STATED GOAL: Scan the data below for the string "marker". Show every line where it turns up.

INPUT RECORDS:

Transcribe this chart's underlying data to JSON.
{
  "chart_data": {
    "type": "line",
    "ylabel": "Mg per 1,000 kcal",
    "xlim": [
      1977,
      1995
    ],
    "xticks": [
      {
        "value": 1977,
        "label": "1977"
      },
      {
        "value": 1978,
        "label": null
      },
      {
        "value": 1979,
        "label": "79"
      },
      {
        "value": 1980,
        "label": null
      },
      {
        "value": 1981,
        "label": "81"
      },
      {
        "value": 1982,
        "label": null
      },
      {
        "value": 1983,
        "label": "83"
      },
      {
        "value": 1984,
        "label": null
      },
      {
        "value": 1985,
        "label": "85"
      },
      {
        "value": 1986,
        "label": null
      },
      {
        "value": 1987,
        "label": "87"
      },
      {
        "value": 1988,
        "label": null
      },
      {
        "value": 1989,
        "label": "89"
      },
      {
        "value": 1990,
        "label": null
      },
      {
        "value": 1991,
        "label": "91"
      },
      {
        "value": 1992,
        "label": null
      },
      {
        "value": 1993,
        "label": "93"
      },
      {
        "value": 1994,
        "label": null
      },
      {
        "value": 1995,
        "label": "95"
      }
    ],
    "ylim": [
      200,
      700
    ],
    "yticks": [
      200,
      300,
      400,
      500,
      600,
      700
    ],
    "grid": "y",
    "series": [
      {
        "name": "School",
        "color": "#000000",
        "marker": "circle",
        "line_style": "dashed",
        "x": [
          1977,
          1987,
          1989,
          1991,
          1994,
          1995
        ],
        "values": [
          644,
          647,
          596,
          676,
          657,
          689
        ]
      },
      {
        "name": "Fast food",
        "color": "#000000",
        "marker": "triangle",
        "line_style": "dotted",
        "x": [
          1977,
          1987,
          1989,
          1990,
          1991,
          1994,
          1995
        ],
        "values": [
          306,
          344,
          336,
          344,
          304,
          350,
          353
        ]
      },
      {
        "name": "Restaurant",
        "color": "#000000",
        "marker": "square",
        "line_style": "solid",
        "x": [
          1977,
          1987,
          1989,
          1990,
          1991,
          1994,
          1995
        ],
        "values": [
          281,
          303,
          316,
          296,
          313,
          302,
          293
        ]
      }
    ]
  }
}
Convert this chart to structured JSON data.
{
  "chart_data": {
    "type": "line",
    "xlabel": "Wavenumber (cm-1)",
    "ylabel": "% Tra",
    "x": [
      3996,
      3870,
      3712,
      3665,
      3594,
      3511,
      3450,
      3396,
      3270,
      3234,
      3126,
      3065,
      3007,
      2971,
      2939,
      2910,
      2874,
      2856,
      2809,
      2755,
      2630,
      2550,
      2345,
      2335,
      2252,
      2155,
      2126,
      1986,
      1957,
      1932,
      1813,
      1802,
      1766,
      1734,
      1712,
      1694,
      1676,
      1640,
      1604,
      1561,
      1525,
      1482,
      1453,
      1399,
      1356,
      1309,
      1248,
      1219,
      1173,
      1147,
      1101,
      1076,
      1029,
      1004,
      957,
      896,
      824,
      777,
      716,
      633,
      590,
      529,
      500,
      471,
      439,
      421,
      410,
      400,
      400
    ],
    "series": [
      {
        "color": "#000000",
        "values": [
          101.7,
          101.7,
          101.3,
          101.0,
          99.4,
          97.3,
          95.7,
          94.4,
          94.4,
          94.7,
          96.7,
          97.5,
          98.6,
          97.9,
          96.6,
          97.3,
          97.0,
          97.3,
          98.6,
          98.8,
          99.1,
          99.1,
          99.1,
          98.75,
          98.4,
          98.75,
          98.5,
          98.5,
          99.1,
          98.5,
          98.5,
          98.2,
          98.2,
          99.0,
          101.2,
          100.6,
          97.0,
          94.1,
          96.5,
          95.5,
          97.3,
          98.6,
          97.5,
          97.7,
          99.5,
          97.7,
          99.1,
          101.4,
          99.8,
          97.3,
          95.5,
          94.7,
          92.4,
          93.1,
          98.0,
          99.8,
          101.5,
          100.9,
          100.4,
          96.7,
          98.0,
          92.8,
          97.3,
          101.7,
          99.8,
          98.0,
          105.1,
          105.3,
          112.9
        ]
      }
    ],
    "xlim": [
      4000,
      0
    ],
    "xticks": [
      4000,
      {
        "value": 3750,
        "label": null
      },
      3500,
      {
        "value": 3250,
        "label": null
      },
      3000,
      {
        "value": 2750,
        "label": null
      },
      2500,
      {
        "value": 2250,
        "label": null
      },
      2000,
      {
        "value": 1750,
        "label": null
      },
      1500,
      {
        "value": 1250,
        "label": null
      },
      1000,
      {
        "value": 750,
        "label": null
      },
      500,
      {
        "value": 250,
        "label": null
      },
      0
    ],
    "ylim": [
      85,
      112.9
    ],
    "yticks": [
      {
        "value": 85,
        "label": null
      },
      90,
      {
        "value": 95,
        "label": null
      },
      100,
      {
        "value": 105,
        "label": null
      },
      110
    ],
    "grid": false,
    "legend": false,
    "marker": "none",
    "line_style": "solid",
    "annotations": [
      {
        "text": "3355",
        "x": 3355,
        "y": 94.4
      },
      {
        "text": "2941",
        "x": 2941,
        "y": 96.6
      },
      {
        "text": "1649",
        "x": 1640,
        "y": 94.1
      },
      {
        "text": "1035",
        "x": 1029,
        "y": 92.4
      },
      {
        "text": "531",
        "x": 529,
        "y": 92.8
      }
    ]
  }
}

RESPONSE:
        "marker": "circle",
        "marker": "triangle",
        "marker": "square",
    "marker": "none",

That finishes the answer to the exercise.